» **Given instruction 1**
Decide whether each statement agrees with the discussion of AWS metadata, answering yes or no and quoting the deciding words of the text: (a) the account manager and the enterprise support TAM can view internal logs; (b) the AWS docs say sensitive information should not be stored in tags or policies; (c) the writer who worked for an AWS support partner says AWS considers account IDs sensitive.
» **Given instruction 2**
Output the records from their first line through the line containing "stat-caption: Lower Latency", including both of those lines.

» **Passage shown**
════

Listing metadata is hardly a security issue. The entire reason these List* APIs are distinct from Get* APIs is that they don’t give you access to the object itself, just metadata. And if you’re storing secret information in your bucket names, you have bigger problems.

3 comments

Depending on what the metadata is, it can be a huge security risk.

For example, some US government agencies consider computer names sensitive, because the computer name can identify who works in what government role, which is very sensitive information. Yet, depending on context, the computer name can be considered "metadata."

AWS does not treat metadata with the same level of sensitivity as other data. The docs explicitly say that sensitive information should not be stored in eg tags or policies. If you are attempting to do so, you’re fighting against the very tool you’re using.
To add on this point, in my interaction with AWS employees it seems that

- The account manager and the enterprise support TAM can view a list of all resources on the account, including metadata like resource name, instance type and cost explorer tags. Enterprise support routinely present a monthly cost review with us, so it is clear that they can always access this information without our explicit consent. They do not have the ability to view detailed internal information about it though, such as internal logs.

- When opening support case, the ticketing system ask for resource ARN which may contains the name. It seems that the support team can view some data about that object including monitoring data and internal logs, but potentially accessing "customer data" (such as ssh-ing into an RDS instance) requires explicit, one off consent.

- I never opened any issues about IAM policy, so I don't know if they see IAM role policy document

- It seems that the account ID and account name is also often used by both AWS' sales side and reseller's side. I think I read somewhere that it is possible to retrieve the AWS account ID if you know S3 bucket or something, and when exchanging data with external partner via AWS (eg. S3, VPC peering) you're required to exchange account ID to the partner.

I used to work for an AWS support partner, essentially being tier 3 support. We were also involved in onboarding large customers to AWS and working with their teams to migrate their systems.

We always told them that AWS account IDs are not considered sensitive information by AWS, neither are S3 bucket names. Metadata (tags etc) is generally visible to AWS in a variety of ways if you ask for help, but are not public.

This helped them use the services to the sensitive information was actually hidden and apply the correct security policies.

Most of the access youre describing is based on AWSServiceRoleForSupport https://docs.aws.amazon.com/awssupport/latest/user/using-ser.... You can see both the IAM policy and the cloudtrail access logs in your account. There are internal tools which use IdP + business justification (ex open support ticket for a specific service) before giving a human limited, predefined, access to that role.

Some services will have an internal “admin” tool that is limited to a smaller group with similar limited access + review mechanisms. IME those tools are generally built in to the service implementation and dont expose access via a similar service principal/role. The reduced customer visibility is mitigated by very restrictive access, like “team primary oncall + manager approval + high severity ticket”.

I invite you to consider the possibility that even though that’s the case, it’s Amazon’s fault for this design choice and one that can be critiqued especially since metadata disclosure can be paired with other exploits. For example, if I know a bucket name then I know the bucket’s domain name since buckets are by default created open to the public.

There’s no inherent reason for treating metadata as less sensitive and there would be fewer problems if it were treated with the same sensitivity as normal data.

Said another way, some users expect the metadata to be treated sensitively and Amazon’s subversion of this is an Amazon problem not a user problem since this user expectation is rather reasonable.

════

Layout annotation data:
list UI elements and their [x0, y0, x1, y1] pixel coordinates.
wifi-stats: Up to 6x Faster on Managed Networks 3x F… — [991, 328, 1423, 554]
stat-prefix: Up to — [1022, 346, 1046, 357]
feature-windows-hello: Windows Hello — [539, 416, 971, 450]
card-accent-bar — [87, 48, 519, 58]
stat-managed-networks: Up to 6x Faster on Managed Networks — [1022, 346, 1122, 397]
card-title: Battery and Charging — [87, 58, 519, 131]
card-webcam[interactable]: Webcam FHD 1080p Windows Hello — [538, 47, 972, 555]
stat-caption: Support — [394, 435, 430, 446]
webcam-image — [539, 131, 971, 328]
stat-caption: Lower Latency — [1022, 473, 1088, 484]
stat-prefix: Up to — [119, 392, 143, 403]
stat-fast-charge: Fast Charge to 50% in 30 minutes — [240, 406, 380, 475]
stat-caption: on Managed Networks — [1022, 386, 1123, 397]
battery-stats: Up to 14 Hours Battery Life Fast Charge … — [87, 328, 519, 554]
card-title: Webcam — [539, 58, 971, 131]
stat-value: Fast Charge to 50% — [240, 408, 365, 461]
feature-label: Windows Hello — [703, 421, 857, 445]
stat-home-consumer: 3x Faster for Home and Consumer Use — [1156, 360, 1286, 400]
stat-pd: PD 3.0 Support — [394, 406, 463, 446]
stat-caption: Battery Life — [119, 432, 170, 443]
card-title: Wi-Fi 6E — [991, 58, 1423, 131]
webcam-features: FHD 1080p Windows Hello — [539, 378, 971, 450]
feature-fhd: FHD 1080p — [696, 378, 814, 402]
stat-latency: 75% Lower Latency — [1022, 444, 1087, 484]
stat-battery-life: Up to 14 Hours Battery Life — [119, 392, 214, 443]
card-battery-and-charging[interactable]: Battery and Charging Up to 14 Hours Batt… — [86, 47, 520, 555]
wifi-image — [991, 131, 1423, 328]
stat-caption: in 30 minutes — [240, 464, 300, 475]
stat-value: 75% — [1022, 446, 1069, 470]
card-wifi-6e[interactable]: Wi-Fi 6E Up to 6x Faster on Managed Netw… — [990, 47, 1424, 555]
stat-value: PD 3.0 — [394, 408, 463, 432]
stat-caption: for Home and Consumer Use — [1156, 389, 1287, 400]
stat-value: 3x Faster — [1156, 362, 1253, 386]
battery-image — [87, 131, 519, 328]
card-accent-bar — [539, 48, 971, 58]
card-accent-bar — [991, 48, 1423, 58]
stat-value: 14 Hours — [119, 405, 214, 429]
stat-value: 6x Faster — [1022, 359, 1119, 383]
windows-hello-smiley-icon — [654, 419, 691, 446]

════

» **Final result 1**
(a) No: "They do not have the ability to view detailed internal information about it though, such as internal logs."
(b) Yes: "The docs explicitly say that sensitive information should not be stored in eg tags or policies."
(c) No: "AWS account IDs are not considered sensitive information by AWS"

» **Final result 2**
list UI elements and their [x0, y0, x1, y1] pixel coordinates.
wifi-stats: Up to 6x Faster on Managed Networks 3x F… — [991, 328, 1423, 554]
stat-prefix: Up to — [1022, 346, 1046, 357]
feature-windows-hello: Windows Hello — [539, 416, 971, 450]
card-accent-bar — [87, 48, 519, 58]
stat-managed-networks: Up to 6x Faster on Managed Networks — [1022, 346, 1122, 397]
card-title: Battery and Charging — [87, 58, 519, 131]
card-webcam[interactable]: Webcam FHD 1080p Windows Hello — [538, 47, 972, 555]
stat-caption: Support — [394, 435, 430, 446]
webcam-image — [539, 131, 971, 328]
stat-caption: Lower Latency — [1022, 473, 1088, 484]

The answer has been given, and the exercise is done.